Source records
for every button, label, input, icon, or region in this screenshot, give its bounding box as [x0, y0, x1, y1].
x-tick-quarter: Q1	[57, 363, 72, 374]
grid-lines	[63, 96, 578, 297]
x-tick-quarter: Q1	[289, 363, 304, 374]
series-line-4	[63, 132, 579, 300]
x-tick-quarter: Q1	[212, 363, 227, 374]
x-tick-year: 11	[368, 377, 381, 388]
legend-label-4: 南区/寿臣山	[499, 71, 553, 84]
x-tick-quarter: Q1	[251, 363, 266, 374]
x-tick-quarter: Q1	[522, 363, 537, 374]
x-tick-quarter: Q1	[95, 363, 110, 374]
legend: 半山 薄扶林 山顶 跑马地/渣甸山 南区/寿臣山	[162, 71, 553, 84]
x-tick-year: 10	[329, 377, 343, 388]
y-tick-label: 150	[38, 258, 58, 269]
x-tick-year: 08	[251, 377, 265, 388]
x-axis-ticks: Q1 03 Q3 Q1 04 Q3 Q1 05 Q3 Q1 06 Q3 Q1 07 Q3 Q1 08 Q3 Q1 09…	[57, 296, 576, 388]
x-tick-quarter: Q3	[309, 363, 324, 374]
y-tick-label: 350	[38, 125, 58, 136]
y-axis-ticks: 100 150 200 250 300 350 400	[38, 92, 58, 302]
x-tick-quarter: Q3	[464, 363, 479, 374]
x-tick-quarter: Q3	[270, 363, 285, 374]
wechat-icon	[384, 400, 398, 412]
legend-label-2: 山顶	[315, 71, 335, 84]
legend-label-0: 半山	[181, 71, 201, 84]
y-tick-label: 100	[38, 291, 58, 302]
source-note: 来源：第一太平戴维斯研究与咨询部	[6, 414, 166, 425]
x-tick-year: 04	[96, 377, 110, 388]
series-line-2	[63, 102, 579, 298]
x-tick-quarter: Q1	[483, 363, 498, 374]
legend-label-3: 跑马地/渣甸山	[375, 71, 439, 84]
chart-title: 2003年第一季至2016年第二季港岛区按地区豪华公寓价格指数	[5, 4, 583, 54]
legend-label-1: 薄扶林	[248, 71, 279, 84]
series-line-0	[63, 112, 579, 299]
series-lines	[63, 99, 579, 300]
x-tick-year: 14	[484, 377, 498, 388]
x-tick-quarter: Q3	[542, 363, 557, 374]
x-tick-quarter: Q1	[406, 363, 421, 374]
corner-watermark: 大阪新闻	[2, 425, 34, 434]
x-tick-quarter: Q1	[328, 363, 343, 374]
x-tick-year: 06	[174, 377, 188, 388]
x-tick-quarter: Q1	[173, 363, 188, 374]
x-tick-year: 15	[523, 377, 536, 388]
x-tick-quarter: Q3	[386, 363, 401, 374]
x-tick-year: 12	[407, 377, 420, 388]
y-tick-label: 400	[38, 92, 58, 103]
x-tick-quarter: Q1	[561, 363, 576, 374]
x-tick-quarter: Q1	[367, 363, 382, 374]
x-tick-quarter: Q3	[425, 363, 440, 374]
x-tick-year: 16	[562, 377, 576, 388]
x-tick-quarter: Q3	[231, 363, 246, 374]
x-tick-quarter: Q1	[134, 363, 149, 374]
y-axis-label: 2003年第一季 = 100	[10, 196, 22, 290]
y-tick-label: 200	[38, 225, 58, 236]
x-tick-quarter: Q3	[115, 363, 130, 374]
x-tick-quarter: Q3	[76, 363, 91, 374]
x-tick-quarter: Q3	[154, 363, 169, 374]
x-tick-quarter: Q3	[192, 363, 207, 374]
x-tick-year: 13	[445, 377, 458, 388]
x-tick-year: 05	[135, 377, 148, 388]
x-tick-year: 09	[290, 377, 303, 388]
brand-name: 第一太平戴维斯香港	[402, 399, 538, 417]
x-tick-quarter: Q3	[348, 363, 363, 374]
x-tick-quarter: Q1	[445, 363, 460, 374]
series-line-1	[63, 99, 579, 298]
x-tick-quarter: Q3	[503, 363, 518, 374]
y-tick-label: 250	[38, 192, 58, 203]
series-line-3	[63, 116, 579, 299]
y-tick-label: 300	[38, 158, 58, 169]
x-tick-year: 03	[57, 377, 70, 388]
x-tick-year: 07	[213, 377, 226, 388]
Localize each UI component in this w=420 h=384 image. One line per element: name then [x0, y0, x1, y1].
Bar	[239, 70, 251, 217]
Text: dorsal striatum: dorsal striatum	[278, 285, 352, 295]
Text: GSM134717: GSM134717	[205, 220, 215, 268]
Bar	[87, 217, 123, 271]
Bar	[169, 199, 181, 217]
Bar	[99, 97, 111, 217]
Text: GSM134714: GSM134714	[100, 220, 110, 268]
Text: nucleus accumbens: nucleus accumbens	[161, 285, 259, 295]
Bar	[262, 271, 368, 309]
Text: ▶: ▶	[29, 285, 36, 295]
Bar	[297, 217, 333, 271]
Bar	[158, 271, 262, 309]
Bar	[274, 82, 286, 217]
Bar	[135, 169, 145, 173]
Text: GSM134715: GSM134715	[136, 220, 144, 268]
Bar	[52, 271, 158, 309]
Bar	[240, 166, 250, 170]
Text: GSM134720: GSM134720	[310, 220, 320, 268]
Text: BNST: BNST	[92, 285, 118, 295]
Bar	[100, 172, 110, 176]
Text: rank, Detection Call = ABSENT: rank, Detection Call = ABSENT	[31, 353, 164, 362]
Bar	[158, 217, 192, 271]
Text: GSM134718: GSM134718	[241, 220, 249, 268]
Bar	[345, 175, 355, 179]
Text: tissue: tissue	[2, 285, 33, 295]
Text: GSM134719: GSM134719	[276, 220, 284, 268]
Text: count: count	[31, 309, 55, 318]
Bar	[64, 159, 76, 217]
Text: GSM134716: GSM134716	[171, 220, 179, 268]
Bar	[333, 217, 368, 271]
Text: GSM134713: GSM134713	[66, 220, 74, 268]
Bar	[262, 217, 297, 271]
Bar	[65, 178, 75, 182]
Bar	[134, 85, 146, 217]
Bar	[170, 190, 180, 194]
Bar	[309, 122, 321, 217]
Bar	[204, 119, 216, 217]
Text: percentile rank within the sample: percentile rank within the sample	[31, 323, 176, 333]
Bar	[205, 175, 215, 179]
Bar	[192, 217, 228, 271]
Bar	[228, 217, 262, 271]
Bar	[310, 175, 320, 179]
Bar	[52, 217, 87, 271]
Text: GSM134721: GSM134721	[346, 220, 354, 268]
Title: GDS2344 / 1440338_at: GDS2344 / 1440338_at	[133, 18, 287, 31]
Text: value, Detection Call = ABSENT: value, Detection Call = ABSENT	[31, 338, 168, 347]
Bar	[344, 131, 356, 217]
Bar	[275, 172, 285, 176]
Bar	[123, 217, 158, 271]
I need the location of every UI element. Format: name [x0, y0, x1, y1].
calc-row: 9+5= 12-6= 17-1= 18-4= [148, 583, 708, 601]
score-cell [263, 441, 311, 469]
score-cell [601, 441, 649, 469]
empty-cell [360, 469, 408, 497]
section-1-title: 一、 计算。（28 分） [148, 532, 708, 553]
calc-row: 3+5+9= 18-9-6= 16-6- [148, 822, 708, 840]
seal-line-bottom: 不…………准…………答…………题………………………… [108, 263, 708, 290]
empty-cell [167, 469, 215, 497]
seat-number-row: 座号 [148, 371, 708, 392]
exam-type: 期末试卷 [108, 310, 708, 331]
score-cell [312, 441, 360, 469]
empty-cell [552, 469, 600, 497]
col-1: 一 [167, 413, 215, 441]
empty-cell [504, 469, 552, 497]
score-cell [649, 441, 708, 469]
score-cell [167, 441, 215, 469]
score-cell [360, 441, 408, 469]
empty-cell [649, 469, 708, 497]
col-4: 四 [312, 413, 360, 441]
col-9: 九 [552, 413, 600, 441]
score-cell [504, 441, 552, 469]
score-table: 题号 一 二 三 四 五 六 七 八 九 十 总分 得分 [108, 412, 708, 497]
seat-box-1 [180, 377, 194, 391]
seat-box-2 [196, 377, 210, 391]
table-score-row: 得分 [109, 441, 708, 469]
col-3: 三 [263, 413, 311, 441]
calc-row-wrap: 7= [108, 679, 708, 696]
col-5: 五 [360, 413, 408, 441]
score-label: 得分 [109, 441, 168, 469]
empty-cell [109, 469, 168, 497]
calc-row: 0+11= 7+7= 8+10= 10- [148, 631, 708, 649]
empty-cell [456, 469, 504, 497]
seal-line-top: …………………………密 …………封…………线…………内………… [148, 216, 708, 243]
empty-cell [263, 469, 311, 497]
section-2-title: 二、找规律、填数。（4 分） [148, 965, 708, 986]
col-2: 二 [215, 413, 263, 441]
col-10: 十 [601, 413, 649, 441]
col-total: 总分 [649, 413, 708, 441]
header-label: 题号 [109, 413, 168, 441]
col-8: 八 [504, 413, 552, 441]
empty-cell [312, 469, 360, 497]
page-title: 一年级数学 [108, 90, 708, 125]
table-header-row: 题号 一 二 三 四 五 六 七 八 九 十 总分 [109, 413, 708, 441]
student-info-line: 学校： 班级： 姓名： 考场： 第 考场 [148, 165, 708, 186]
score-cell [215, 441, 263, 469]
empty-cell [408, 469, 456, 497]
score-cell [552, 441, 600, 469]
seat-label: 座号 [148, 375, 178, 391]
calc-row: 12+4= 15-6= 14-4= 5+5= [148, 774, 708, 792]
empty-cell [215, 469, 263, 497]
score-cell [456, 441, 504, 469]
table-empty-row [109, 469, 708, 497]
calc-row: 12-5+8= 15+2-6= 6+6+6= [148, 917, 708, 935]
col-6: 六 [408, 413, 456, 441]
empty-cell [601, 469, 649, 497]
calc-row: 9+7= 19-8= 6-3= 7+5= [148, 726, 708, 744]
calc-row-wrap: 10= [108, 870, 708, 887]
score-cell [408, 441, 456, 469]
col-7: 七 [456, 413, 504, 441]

Task goal
Copy the records word for word, from the first line through the line containing "258, 58, 269]".

Expected output
for every button, label, input, icon, or region in this screenshot, give its bounding box as [x0, y0, x1, y1].
x-tick-quarter: Q1	[57, 363, 72, 374]
grid-lines	[63, 96, 578, 297]
x-tick-quarter: Q1	[289, 363, 304, 374]
series-line-4	[63, 132, 579, 300]
x-tick-quarter: Q1	[212, 363, 227, 374]
x-tick-year: 11	[368, 377, 381, 388]
legend-label-4: 南区/寿臣山	[499, 71, 553, 84]
x-tick-quarter: Q1	[251, 363, 266, 374]
x-tick-quarter: Q1	[522, 363, 537, 374]
x-tick-quarter: Q1	[95, 363, 110, 374]
legend: 半山 薄扶林 山顶 跑马地/渣甸山 南区/寿臣山	[162, 71, 553, 84]
x-tick-year: 10	[329, 377, 343, 388]
y-tick-label: 150	[38, 258, 58, 269]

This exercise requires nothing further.